▶ Provided data
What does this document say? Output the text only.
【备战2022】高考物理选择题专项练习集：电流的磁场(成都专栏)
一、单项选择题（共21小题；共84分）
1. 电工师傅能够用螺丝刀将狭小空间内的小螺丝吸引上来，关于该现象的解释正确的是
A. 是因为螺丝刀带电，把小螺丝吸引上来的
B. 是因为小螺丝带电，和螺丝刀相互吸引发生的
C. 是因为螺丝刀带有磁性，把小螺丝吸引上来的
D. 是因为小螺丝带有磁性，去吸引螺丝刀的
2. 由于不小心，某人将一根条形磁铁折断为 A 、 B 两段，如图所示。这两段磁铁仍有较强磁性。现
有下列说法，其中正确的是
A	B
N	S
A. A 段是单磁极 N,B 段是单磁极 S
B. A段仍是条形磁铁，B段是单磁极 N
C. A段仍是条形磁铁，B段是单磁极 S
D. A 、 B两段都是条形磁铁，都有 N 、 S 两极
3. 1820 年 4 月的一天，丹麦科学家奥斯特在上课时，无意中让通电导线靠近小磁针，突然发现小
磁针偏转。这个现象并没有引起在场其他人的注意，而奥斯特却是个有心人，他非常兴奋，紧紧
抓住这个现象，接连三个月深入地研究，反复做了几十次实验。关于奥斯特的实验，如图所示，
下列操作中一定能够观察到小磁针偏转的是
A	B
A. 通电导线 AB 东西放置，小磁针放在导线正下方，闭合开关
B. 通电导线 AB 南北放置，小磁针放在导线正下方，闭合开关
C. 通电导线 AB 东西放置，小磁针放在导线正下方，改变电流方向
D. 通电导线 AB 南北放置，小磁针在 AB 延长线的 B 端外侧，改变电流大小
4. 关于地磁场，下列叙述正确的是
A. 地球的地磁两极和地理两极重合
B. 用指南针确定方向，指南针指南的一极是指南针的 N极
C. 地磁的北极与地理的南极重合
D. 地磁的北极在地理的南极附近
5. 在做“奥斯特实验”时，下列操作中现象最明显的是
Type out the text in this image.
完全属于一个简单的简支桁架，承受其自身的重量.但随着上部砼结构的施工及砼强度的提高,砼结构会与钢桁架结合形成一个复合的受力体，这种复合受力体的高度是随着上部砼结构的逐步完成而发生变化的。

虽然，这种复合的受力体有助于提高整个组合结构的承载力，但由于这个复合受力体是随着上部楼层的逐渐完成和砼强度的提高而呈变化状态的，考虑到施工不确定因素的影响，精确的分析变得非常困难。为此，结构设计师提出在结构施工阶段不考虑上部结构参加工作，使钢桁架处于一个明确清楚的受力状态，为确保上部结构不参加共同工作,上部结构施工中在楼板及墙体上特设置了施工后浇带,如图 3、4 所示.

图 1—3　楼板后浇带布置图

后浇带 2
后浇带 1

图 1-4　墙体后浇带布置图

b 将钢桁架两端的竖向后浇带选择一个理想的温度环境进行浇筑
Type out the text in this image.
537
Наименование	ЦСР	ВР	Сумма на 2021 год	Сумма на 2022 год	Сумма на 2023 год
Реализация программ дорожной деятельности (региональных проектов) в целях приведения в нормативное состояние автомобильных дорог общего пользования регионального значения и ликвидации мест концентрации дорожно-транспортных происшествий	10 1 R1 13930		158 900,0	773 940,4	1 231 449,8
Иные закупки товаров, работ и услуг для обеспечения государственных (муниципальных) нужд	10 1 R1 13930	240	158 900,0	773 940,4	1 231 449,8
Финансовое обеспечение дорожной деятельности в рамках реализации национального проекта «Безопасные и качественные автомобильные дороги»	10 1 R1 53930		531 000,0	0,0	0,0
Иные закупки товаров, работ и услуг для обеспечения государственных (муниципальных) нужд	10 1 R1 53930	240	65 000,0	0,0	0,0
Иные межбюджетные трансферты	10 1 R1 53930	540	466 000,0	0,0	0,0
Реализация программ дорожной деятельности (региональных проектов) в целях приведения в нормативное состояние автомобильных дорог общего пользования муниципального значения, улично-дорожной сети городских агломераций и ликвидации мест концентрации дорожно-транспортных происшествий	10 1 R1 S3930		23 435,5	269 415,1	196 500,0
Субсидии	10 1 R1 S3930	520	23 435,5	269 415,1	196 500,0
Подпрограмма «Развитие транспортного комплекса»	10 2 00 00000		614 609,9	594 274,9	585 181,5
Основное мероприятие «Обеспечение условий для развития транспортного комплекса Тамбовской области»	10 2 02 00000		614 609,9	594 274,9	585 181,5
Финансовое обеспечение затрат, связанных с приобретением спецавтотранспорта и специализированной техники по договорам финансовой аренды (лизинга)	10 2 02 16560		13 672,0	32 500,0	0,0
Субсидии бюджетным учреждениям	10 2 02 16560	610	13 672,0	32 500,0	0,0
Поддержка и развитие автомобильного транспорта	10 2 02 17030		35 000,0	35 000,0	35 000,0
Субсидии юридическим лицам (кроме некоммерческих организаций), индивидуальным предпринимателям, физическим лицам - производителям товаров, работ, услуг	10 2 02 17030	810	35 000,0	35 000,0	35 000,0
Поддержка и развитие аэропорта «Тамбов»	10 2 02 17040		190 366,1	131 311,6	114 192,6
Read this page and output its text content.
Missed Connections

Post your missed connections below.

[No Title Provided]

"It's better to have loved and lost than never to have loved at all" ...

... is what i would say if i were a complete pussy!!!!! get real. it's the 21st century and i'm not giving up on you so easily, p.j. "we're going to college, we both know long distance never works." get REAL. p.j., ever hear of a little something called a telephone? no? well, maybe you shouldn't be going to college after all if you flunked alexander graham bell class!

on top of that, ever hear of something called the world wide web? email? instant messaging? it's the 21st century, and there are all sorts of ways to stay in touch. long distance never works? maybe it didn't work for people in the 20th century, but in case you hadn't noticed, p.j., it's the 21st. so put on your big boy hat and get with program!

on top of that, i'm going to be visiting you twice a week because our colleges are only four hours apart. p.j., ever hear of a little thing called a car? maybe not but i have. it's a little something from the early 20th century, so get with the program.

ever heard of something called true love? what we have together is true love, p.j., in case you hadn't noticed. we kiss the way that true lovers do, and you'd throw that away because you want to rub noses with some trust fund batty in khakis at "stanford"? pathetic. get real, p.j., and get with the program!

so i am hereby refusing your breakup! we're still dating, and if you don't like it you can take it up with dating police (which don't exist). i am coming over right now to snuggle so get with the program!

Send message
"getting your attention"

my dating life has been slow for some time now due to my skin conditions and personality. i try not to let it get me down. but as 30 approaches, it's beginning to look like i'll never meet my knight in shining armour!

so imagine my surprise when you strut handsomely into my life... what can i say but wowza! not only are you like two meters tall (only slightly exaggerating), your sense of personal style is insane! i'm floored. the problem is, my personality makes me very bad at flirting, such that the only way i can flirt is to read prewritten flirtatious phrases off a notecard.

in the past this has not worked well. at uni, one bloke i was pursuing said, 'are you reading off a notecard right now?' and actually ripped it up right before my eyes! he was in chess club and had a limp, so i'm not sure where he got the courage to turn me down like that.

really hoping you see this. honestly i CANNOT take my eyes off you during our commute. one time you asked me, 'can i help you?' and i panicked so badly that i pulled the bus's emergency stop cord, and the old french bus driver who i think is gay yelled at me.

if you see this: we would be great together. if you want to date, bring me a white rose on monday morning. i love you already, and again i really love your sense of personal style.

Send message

▶ Task details
Quote the listing in full, please, keeping every line exact.

▶ Full answer
What does this document say? Output the text only.
【备战2022】高考物理选择题专项练习集：电流的磁场(成都专栏)
一、单项选择题（共21小题；共84分）
1. 电工师傅能够用螺丝刀将狭小空间内的小螺丝吸引上来，关于该现象的解释正确的是
A. 是因为螺丝刀带电，把小螺丝吸引上来的
B. 是因为小螺丝带电，和螺丝刀相互吸引发生的
C. 是因为螺丝刀带有磁性，把小螺丝吸引上来的
D. 是因为小螺丝带有磁性，去吸引螺丝刀的
2. 由于不小心，某人将一根条形磁铁折断为 A 、 B 两段，如图所示。这两段磁铁仍有较强磁性。现
有下列说法，其中正确的是
A	B
N	S
A. A 段是单磁极 N,B 段是单磁极 S
B. A段仍是条形磁铁，B段是单磁极 N
C. A段仍是条形磁铁，B段是单磁极 S
D. A 、 B两段都是条形磁铁，都有 N 、 S 两极
3. 1820 年 4 月的一天，丹麦科学家奥斯特在上课时，无意中让通电导线靠近小磁针，突然发现小
磁针偏转。这个现象并没有引起在场其他人的注意，而奥斯特却是个有心人，他非常兴奋，紧紧
抓住这个现象，接连三个月深入地研究，反复做了几十次实验。关于奥斯特的实验，如图所示，
下列操作中一定能够观察到小磁针偏转的是
A	B
A. 通电导线 AB 东西放置，小磁针放在导线正下方，闭合开关
B. 通电导线 AB 南北放置，小磁针放在导线正下方，闭合开关
C. 通电导线 AB 东西放置，小磁针放在导线正下方，改变电流方向
D. 通电导线 AB 南北放置，小磁针在 AB 延长线的 B 端外侧，改变电流大小
4. 关于地磁场，下列叙述正确的是
A. 地球的地磁两极和地理两极重合
B. 用指南针确定方向，指南针指南的一极是指南针的 N极
C. 地磁的北极与地理的南极重合
D. 地磁的北极在地理的南极附近
5. 在做“奥斯特实验”时，下列操作中现象最明显的是
Type out the text in this image.
完全属于一个简单的简支桁架，承受其自身的重量.但随着上部砼结构的施工及砼强度的提高,砼结构会与钢桁架结合形成一个复合的受力体，这种复合受力体的高度是随着上部砼结构的逐步完成而发生变化的。

虽然，这种复合的受力体有助于提高整个组合结构的承载力，但由于这个复合受力体是随着上部楼层的逐渐完成和砼强度的提高而呈变化状态的，考虑到施工不确定因素的影响，精确的分析变得非常困难。为此，结构设计师提出在结构施工阶段不考虑上部结构参加工作，使钢桁架处于一个明确清楚的受力状态，为确保上部结构不参加共同工作,上部结构施工中在楼板及墙体上特设置了施工后浇带,如图 3、4 所示.

图 1—3　楼板后浇带布置图

后浇带 2
后浇带 1

图 1-4　墙体后浇带布置图

b 将钢桁架两端的竖向后浇带选择一个理想的温度环境进行浇筑
Type out the text in this image.
537
Наименование	ЦСР	ВР	Сумма на 2021 год	Сумма на 2022 год	Сумма на 2023 год
Реализация программ дорожной деятельности (региональных проектов) в целях приведения в нормативное состояние автомобильных дорог общего пользования регионального значения и ликвидации мест концентрации дорожно-транспортных происшествий	10 1 R1 13930		158 900,0	773 940,4	1 231 449,8
Иные закупки товаров, работ и услуг для обеспечения государственных (муниципальных) нужд	10 1 R1 13930	240	158 900,0	773 940,4	1 231 449,8
Финансовое обеспечение дорожной деятельности в рамках реализации национального проекта «Безопасные и качественные автомобильные дороги»	10 1 R1 53930		531 000,0	0,0	0,0
Иные закупки товаров, работ и услуг для обеспечения государственных (муниципальных) нужд	10 1 R1 53930	240	65 000,0	0,0	0,0
Иные межбюджетные трансферты	10 1 R1 53930	540	466 000,0	0,0	0,0
Реализация программ дорожной деятельности (региональных проектов) в целях приведения в нормативное состояние автомобильных дорог общего пользования муниципального значения, улично-дорожной сети городских агломераций и ликвидации мест концентрации дорожно-транспортных происшествий	10 1 R1 S3930		23 435,5	269 415,1	196 500,0
Субсидии	10 1 R1 S3930	520	23 435,5	269 415,1	196 500,0
Подпрограмма «Развитие транспортного комплекса»	10 2 00 00000		614 609,9	594 274,9	585 181,5
Основное мероприятие «Обеспечение условий для развития транспортного комплекса Тамбовской области»	10 2 02 00000		614 609,9	594 274,9	585 181,5
Финансовое обеспечение затрат, связанных с приобретением спецавтотранспорта и специализированной техники по договорам финансовой аренды (лизинга)	10 2 02 16560		13 672,0	32 500,0	0,0
Субсидии бюджетным учреждениям	10 2 02 16560	610	13 672,0	32 500,0	0,0
Поддержка и развитие автомобильного транспорта	10 2 02 17030		35 000,0	35 000,0	35 000,0
Субсидии юридическим лицам (кроме некоммерческих организаций), индивидуальным предпринимателям, физическим лицам - производителям товаров, работ, услуг	10 2 02 17030	810	35 000,0	35 000,0	35 000,0
Поддержка и развитие аэропорта «Тамбов»	10 2 02 17040		190 366,1	131 311,6	114 192,6
Read this page and output its text content.
Missed Connections

Post your missed connections below.

[No Title Provided]

"It's better to have loved and lost than never to have loved at all" ...

... is what i would say if i were a complete pussy!!!!! get real. it's the 21st century and i'm not giving up on you so easily, p.j. "we're going to college, we both know long distance never works." get REAL. p.j., ever hear of a little something called a telephone? no? well, maybe you shouldn't be going to college after all if you flunked alexander graham bell class!

on top of that, ever hear of something called the world wide web? email? instant messaging? it's the 21st century, and there are all sorts of ways to stay in touch. long distance never works? maybe it didn't work for people in the 20th century, but in case you hadn't noticed, p.j., it's the 21st. so put on your big boy hat and get with program!

on top of that, i'm going to be visiting you twice a week because our colleges are only four hours apart. p.j., ever hear of a little thing called a car? maybe not but i have. it's a little something from the early 20th century, so get with the program.

ever heard of something called true love? what we have together is true love, p.j., in case you hadn't noticed. we kiss the way that true lovers do, and you'd throw that away because you want to rub noses with some trust fund batty in khakis at "stanford"? pathetic. get real, p.j., and get with the program!

so i am hereby refusing your breakup! we're still dating, and if you don't like it you can take it up with dating police (which don't exist). i am coming over right now to snuggle so get with the program!

Send message
"getting your attention"

my dating life has been slow for some time now due to my skin conditions and personality. i try not to let it get me down. but as 30 approaches, it's beginning to look like i'll never meet my knight in shining armour!

so imagine my surprise when you strut handsomely into my life... what can i say but wowza! not only are you like two meters tall (only slightly exaggerating), your sense of personal style is insane! i'm floored. the problem is, my personality makes me very bad at flirting, such that the only way i can flirt is to read prewritten flirtatious phrases off a notecard.

in the past this has not worked well. at uni, one bloke i was pursuing said, 'are you reading off a notecard right now?' and actually ripped it up right before my eyes! he was in chess club and had a limp, so i'm not sure where he got the courage to turn me down like that.

really hoping you see this. honestly i CANNOT take my eyes off you during our commute. one time you asked me, 'can i help you?' and i panicked so badly that i pulled the bus's emergency stop cord, and the old french bus driver who i think is gay yelled at me.

if you see this: we would be great together. if you want to date, bring me a white rose on monday morning. i love you already, and again i really love your sense of personal style.

Send message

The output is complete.